* Exercise requirements *
Copy the records that follow exactly as written, but not their pictures.

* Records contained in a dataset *
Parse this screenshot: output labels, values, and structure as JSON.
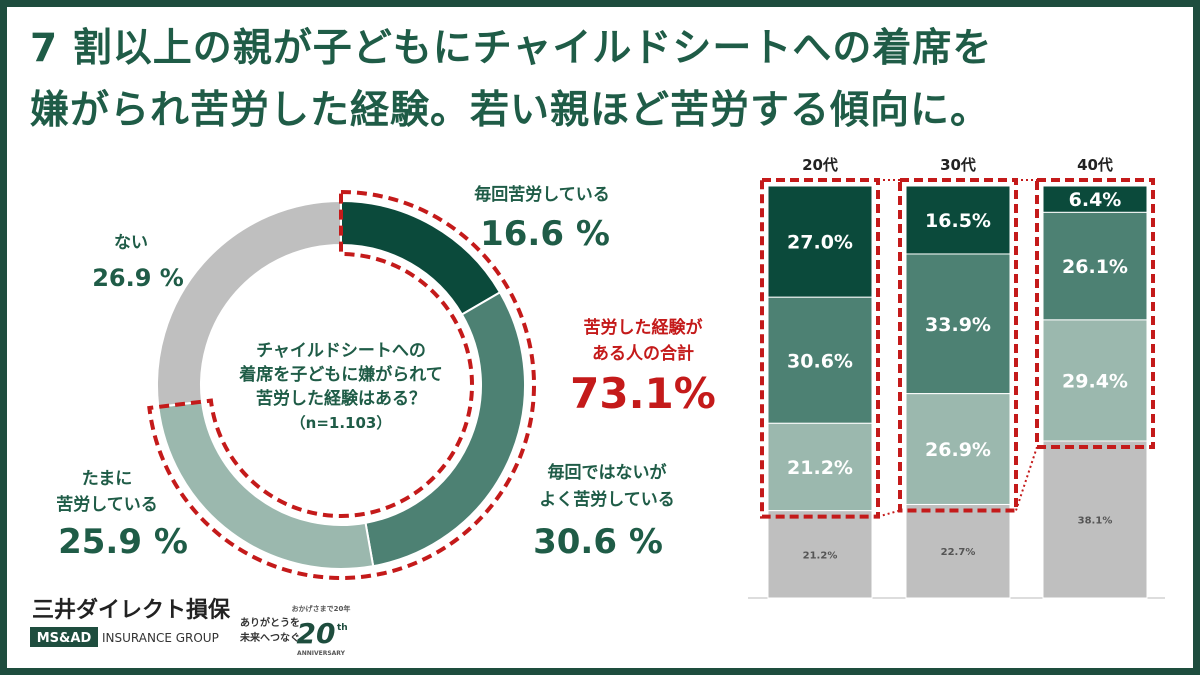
{
  "title": {
    "line1": "7 割以上の親が子どもにチャイルドシートへの着席を",
    "line2": "嫌がられ苦労した経験。若い親ほど苦労する傾向に。"
  },
  "colors": {
    "dark": "#0b4a3b",
    "mid": "#4d8173",
    "light": "#9bb8ae",
    "none": "#bfbfbf",
    "red_dash": "#c41a1a",
    "text_green": "#1f5c47",
    "total_red": "#c41a1a"
  },
  "donut": {
    "center_lines": [
      "チャイルドシートへの",
      "着席を子どもに嫌がられて",
      "苦労した経験はある？",
      "（n=1.103）"
    ],
    "total_label_lines": [
      "苦労した経験が",
      "ある人の合計"
    ],
    "total_value": "73.1%",
    "segment_labels": [
      {
        "lines": [
          "毎回苦労している"
        ],
        "value": "16.6 %"
      },
      {
        "lines": [
          "毎回ではないが",
          "よく苦労している"
        ],
        "value": "30.6 %"
      },
      {
        "lines": [
          "たまに",
          "苦労している"
        ],
        "value": "25.9 %"
      },
      {
        "lines": [
          "ない"
        ],
        "value": "26.9 %"
      }
    ]
  },
  "chart_data": [
    {
      "type": "pie",
      "title": "チャイルドシートへの着席を子どもに嫌がられて苦労した経験はある？",
      "categories": [
        "毎回苦労している",
        "毎回ではないがよく苦労している",
        "たまに苦労している",
        "ない"
      ],
      "values": [
        16.6,
        30.6,
        25.9,
        26.9
      ],
      "n": "1.103"
    },
    {
      "type": "bar",
      "stacked": true,
      "categories": [
        "20代",
        "30代",
        "40代"
      ],
      "series": [
        {
          "values": [
            27.0,
            16.5,
            6.4
          ],
          "labels": [
            "27.0%",
            "16.5%",
            "6.4%"
          ]
        },
        {
          "values": [
            30.6,
            33.9,
            26.1
          ],
          "labels": [
            "30.6%",
            "33.9%",
            "26.1%"
          ]
        },
        {
          "values": [
            21.2,
            26.9,
            29.4
          ],
          "labels": [
            "21.2%",
            "26.9%",
            "29.4%"
          ]
        },
        {
          "values": [
            21.2,
            22.7,
            38.1
          ],
          "labels": [
            "21.2%",
            "22.7%",
            "38.1%"
          ]
        }
      ],
      "ylim": [
        0,
        100
      ]
    }
  ],
  "logo": {
    "company": "三井ダイレクト損保",
    "group_left": "MS&AD",
    "group_right": "INSURANCE GROUP",
    "tagline_lines": [
      "ありがとうを",
      "未来へつなぐ"
    ],
    "anniv_top": "おかげさまで20年",
    "anniv_number": "20",
    "anniv_suffix": "th",
    "anniv_bottom": "ANNIVERSARY"
  }
}
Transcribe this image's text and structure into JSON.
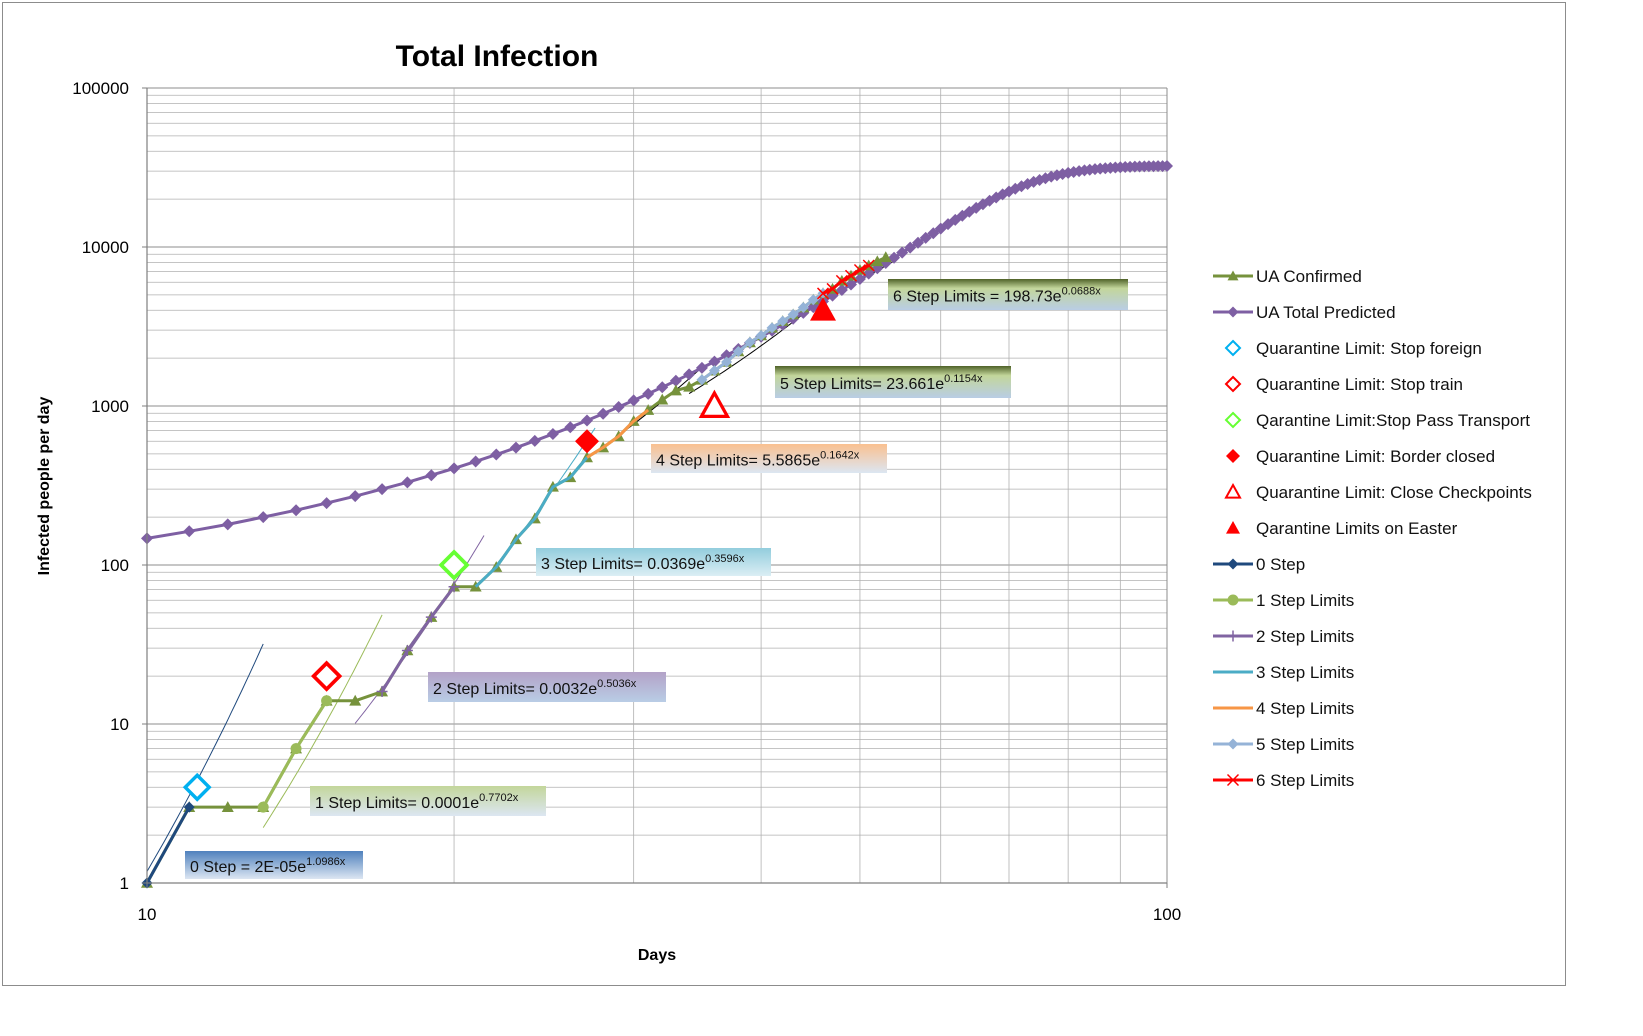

* Solution to the problem *
Parse this screenshot: output labels, values, and structure as JSON.
{
  "title": {
    "line1": "7 割以上の親が子どもにチャイルドシートへの着席を",
    "line2": "嫌がられ苦労した経験。若い親ほど苦労する傾向に。"
  },
  "colors": {
    "dark": "#0b4a3b",
    "mid": "#4d8173",
    "light": "#9bb8ae",
    "none": "#bfbfbf",
    "red_dash": "#c41a1a",
    "text_green": "#1f5c47",
    "total_red": "#c41a1a"
  },
  "donut": {
    "center_lines": [
      "チャイルドシートへの",
      "着席を子どもに嫌がられて",
      "苦労した経験はある？",
      "（n=1.103）"
    ],
    "total_label_lines": [
      "苦労した経験が",
      "ある人の合計"
    ],
    "total_value": "73.1%",
    "segment_labels": [
      {
        "lines": [
          "毎回苦労している"
        ],
        "value": "16.6 %"
      },
      {
        "lines": [
          "毎回ではないが",
          "よく苦労している"
        ],
        "value": "30.6 %"
      },
      {
        "lines": [
          "たまに",
          "苦労している"
        ],
        "value": "25.9 %"
      },
      {
        "lines": [
          "ない"
        ],
        "value": "26.9 %"
      }
    ]
  },
  "chart_data": [
    {
      "type": "pie",
      "title": "チャイルドシートへの着席を子どもに嫌がられて苦労した経験はある？",
      "categories": [
        "毎回苦労している",
        "毎回ではないがよく苦労している",
        "たまに苦労している",
        "ない"
      ],
      "values": [
        16.6,
        30.6,
        25.9,
        26.9
      ],
      "n": "1.103"
    },
    {
      "type": "bar",
      "stacked": true,
      "categories": [
        "20代",
        "30代",
        "40代"
      ],
      "series": [
        {
          "values": [
            27.0,
            16.5,
            6.4
          ],
          "labels": [
            "27.0%",
            "16.5%",
            "6.4%"
          ]
        },
        {
          "values": [
            30.6,
            33.9,
            26.1
          ],
          "labels": [
            "30.6%",
            "33.9%",
            "26.1%"
          ]
        },
        {
          "values": [
            21.2,
            26.9,
            29.4
          ],
          "labels": [
            "21.2%",
            "26.9%",
            "29.4%"
          ]
        },
        {
          "values": [
            21.2,
            22.7,
            38.1
          ],
          "labels": [
            "21.2%",
            "22.7%",
            "38.1%"
          ]
        }
      ],
      "ylim": [
        0,
        100
      ]
    }
  ],
  "logo": {
    "company": "三井ダイレクト損保",
    "group_left": "MS&AD",
    "group_right": "INSURANCE GROUP",
    "tagline_lines": [
      "ありがとうを",
      "未来へつなぐ"
    ],
    "anniv_top": "おかげさまで20年",
    "anniv_number": "20",
    "anniv_suffix": "th",
    "anniv_bottom": "ANNIVERSARY"
  }
}
Transcribe this image's text and structure into JSON.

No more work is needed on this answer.